● EXERCISE
Return each line of the listing below, unchanged, and omit the images.

● INFORMATION SHOWN

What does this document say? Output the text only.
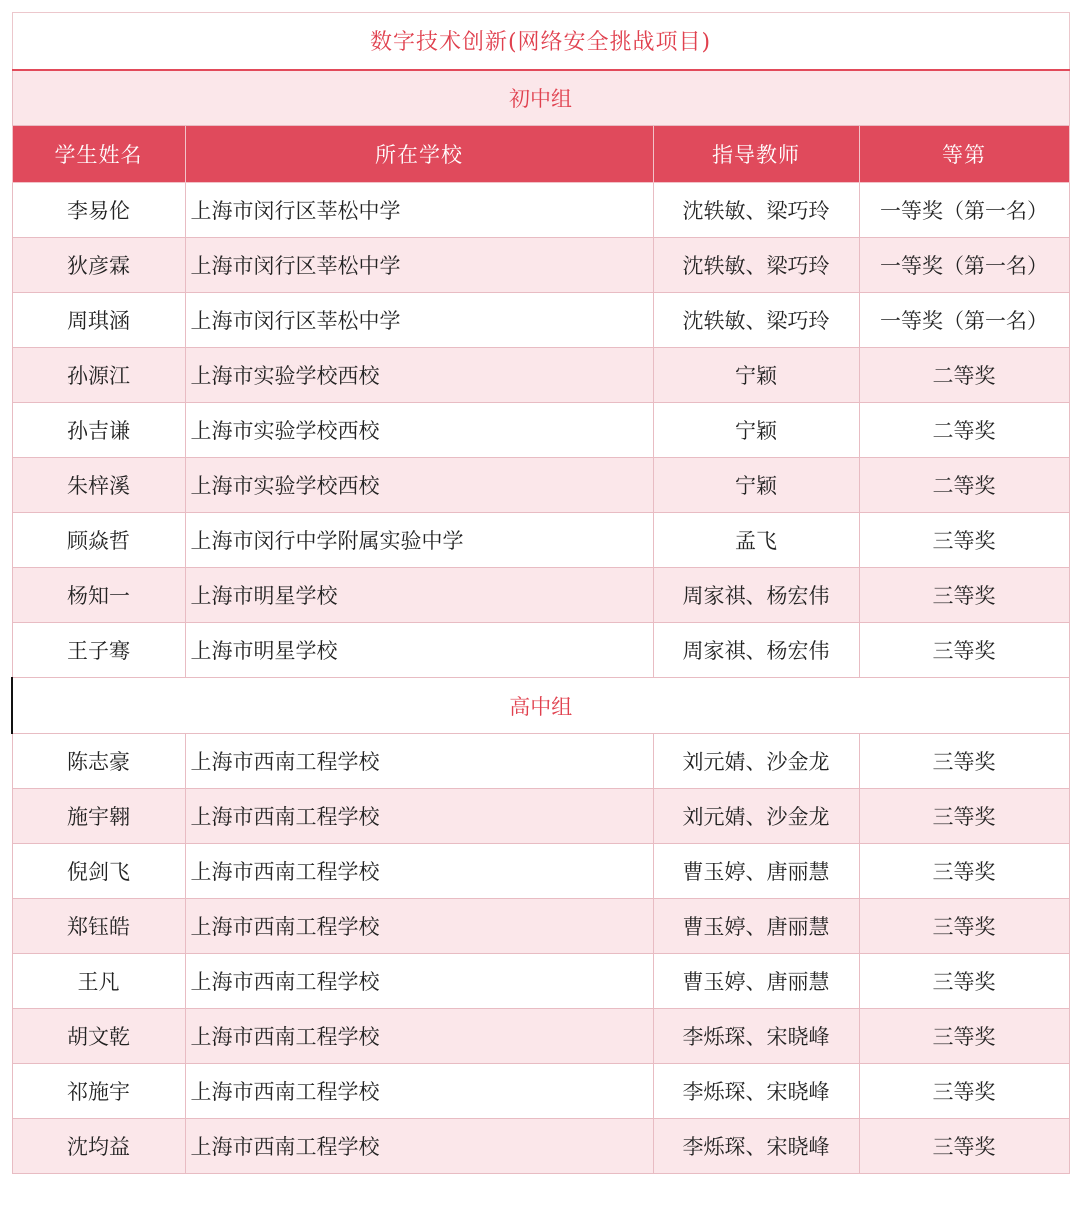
数字技术创新(网络安全挑战项目)			
初中组			
学生姓名	所在学校	指导教师	等第
李易伦	上海市闵行区莘松中学	沈轶敏、梁巧玲	一等奖（第一名）
狄彦霖	上海市闵行区莘松中学	沈轶敏、梁巧玲	一等奖（第一名）
周琪涵	上海市闵行区莘松中学	沈轶敏、梁巧玲	一等奖（第一名）
孙源江	上海市实验学校西校	宁颖	二等奖
孙吉谦	上海市实验学校西校	宁颖	二等奖
朱梓溪	上海市实验学校西校	宁颖	二等奖
顾焱哲	上海市闵行中学附属实验中学	孟飞	三等奖
杨知一	上海市明星学校	周家祺、杨宏伟	三等奖
王子骞	上海市明星学校	周家祺、杨宏伟	三等奖
高中组			
陈志豪	上海市西南工程学校	刘元婧、沙金龙	三等奖
施宇翱	上海市西南工程学校	刘元婧、沙金龙	三等奖
倪剑飞	上海市西南工程学校	曹玉婷、唐丽慧	三等奖
郑钰皓	上海市西南工程学校	曹玉婷、唐丽慧	三等奖
王凡	上海市西南工程学校	曹玉婷、唐丽慧	三等奖
胡文乾	上海市西南工程学校	李烁琛、宋晓峰	三等奖
祁施宇	上海市西南工程学校	李烁琛、宋晓峰	三等奖
沈均益	上海市西南工程学校	李烁琛、宋晓峰	三等奖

● EXERCISE RESPONSE
What does this document say? Output the text only.
数字技术创新(网络安全挑战项目)			
初中组			
学生姓名	所在学校	指导教师	等第
李易伦	上海市闵行区莘松中学	沈轶敏、梁巧玲	一等奖（第一名）
狄彦霖	上海市闵行区莘松中学	沈轶敏、梁巧玲	一等奖（第一名）
周琪涵	上海市闵行区莘松中学	沈轶敏、梁巧玲	一等奖（第一名）
孙源江	上海市实验学校西校	宁颖	二等奖
孙吉谦	上海市实验学校西校	宁颖	二等奖
朱梓溪	上海市实验学校西校	宁颖	二等奖
顾焱哲	上海市闵行中学附属实验中学	孟飞	三等奖
杨知一	上海市明星学校	周家祺、杨宏伟	三等奖
王子骞	上海市明星学校	周家祺、杨宏伟	三等奖
高中组			
陈志豪	上海市西南工程学校	刘元婧、沙金龙	三等奖
施宇翱	上海市西南工程学校	刘元婧、沙金龙	三等奖
倪剑飞	上海市西南工程学校	曹玉婷、唐丽慧	三等奖
郑钰皓	上海市西南工程学校	曹玉婷、唐丽慧	三等奖
王凡	上海市西南工程学校	曹玉婷、唐丽慧	三等奖
胡文乾	上海市西南工程学校	李烁琛、宋晓峰	三等奖
祁施宇	上海市西南工程学校	李烁琛、宋晓峰	三等奖
沈均益	上海市西南工程学校	李烁琛、宋晓峰	三等奖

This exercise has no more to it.